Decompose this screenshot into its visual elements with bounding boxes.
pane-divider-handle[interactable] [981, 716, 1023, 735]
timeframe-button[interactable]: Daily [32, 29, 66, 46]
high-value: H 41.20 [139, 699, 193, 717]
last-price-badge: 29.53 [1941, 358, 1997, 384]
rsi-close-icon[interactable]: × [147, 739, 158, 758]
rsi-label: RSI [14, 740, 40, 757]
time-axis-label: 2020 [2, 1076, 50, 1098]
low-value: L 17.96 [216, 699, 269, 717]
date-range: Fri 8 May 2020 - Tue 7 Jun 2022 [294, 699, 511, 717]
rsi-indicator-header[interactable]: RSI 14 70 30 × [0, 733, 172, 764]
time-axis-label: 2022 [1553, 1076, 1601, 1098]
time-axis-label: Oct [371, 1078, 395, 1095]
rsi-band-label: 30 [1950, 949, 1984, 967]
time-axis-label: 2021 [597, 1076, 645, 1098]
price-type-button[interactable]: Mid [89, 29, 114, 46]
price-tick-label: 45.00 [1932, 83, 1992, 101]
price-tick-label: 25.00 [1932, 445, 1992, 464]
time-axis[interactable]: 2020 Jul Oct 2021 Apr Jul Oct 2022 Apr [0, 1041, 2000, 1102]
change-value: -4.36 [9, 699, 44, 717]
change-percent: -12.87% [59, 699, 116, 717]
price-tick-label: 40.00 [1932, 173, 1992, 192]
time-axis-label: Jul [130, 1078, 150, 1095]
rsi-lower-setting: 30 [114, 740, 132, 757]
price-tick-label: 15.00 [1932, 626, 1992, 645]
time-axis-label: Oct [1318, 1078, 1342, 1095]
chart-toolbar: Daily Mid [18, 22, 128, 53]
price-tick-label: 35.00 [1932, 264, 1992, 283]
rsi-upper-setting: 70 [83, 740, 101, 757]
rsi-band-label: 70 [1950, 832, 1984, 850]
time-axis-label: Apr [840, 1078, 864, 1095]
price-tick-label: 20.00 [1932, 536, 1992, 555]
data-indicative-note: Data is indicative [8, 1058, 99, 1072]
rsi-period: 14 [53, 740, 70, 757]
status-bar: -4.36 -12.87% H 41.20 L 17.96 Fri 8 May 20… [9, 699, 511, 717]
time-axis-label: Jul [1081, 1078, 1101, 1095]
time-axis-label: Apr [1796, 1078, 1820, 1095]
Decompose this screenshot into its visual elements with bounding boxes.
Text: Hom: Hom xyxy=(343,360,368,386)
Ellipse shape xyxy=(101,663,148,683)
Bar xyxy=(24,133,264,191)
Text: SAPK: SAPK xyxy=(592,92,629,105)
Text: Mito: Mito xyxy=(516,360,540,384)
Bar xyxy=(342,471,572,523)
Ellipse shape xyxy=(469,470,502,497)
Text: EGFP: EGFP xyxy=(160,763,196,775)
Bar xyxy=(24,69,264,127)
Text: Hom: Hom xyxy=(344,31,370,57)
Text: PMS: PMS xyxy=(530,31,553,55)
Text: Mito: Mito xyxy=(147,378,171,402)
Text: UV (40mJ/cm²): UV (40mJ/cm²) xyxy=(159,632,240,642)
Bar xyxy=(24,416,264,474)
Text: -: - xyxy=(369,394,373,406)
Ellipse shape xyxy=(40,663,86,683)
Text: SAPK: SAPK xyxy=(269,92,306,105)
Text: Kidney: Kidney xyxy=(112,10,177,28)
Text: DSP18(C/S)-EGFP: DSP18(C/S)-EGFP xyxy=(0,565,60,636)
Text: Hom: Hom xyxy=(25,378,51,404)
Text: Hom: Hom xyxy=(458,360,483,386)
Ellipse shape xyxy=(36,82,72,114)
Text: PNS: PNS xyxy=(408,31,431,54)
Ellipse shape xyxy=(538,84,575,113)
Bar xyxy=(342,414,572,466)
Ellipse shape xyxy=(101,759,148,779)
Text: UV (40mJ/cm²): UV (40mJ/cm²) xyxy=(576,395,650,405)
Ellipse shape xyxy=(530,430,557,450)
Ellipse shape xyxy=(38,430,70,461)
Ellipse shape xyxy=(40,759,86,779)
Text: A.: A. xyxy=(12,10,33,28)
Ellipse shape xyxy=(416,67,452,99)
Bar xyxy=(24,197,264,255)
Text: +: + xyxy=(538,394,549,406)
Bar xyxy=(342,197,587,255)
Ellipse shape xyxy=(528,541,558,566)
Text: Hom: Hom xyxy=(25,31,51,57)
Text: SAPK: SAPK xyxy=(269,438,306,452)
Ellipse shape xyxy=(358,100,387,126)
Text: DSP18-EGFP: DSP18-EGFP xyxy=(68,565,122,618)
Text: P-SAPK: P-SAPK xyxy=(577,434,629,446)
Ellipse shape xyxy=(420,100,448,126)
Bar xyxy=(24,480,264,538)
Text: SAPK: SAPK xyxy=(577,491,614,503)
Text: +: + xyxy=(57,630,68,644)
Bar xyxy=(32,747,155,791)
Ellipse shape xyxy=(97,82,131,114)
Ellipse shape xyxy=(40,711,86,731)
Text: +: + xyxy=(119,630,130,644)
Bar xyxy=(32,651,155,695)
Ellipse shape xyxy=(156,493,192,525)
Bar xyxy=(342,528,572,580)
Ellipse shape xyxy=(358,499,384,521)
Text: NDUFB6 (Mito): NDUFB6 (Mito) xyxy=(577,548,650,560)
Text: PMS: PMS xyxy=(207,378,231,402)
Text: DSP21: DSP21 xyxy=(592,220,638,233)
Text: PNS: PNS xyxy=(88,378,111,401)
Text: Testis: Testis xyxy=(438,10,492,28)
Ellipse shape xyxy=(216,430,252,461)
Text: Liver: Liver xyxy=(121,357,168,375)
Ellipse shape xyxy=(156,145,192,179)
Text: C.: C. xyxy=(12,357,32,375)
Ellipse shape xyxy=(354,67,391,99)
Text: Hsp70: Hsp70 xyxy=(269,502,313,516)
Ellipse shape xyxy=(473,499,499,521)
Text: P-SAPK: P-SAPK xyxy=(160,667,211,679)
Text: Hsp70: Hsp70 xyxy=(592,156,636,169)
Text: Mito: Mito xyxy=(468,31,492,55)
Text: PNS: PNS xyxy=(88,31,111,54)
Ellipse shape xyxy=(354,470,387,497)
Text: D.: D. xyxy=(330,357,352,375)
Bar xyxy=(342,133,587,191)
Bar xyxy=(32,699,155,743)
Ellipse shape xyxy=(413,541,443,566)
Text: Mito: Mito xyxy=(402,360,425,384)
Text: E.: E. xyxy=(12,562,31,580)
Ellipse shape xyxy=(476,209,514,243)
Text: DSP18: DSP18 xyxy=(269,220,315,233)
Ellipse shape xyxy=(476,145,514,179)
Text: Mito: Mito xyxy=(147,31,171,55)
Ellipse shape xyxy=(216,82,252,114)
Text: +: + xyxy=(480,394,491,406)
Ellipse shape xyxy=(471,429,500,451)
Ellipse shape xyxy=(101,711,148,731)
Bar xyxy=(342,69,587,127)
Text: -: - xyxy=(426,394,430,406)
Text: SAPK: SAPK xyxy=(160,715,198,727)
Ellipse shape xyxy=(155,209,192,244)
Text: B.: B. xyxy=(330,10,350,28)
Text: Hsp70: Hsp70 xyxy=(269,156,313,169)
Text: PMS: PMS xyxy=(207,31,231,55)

● ● ●

Task description ->
Copy the rows again, starting at the beginning and ending with the line that contains "time-axis-label: 2020 [2, 1076, 50, 1098]". Replace "Daily" with "Weekly" and keep everything else the same.

Solution ->
Decompose this screenshot into its visual elements with bounding boxes.
pane-divider-handle[interactable] [981, 716, 1023, 735]
timeframe-button[interactable]: Weekly [32, 29, 66, 46]
high-value: H 41.20 [139, 699, 193, 717]
last-price-badge: 29.53 [1941, 358, 1997, 384]
rsi-close-icon[interactable]: × [147, 739, 158, 758]
rsi-label: RSI [14, 740, 40, 757]
time-axis-label: 2020 [2, 1076, 50, 1098]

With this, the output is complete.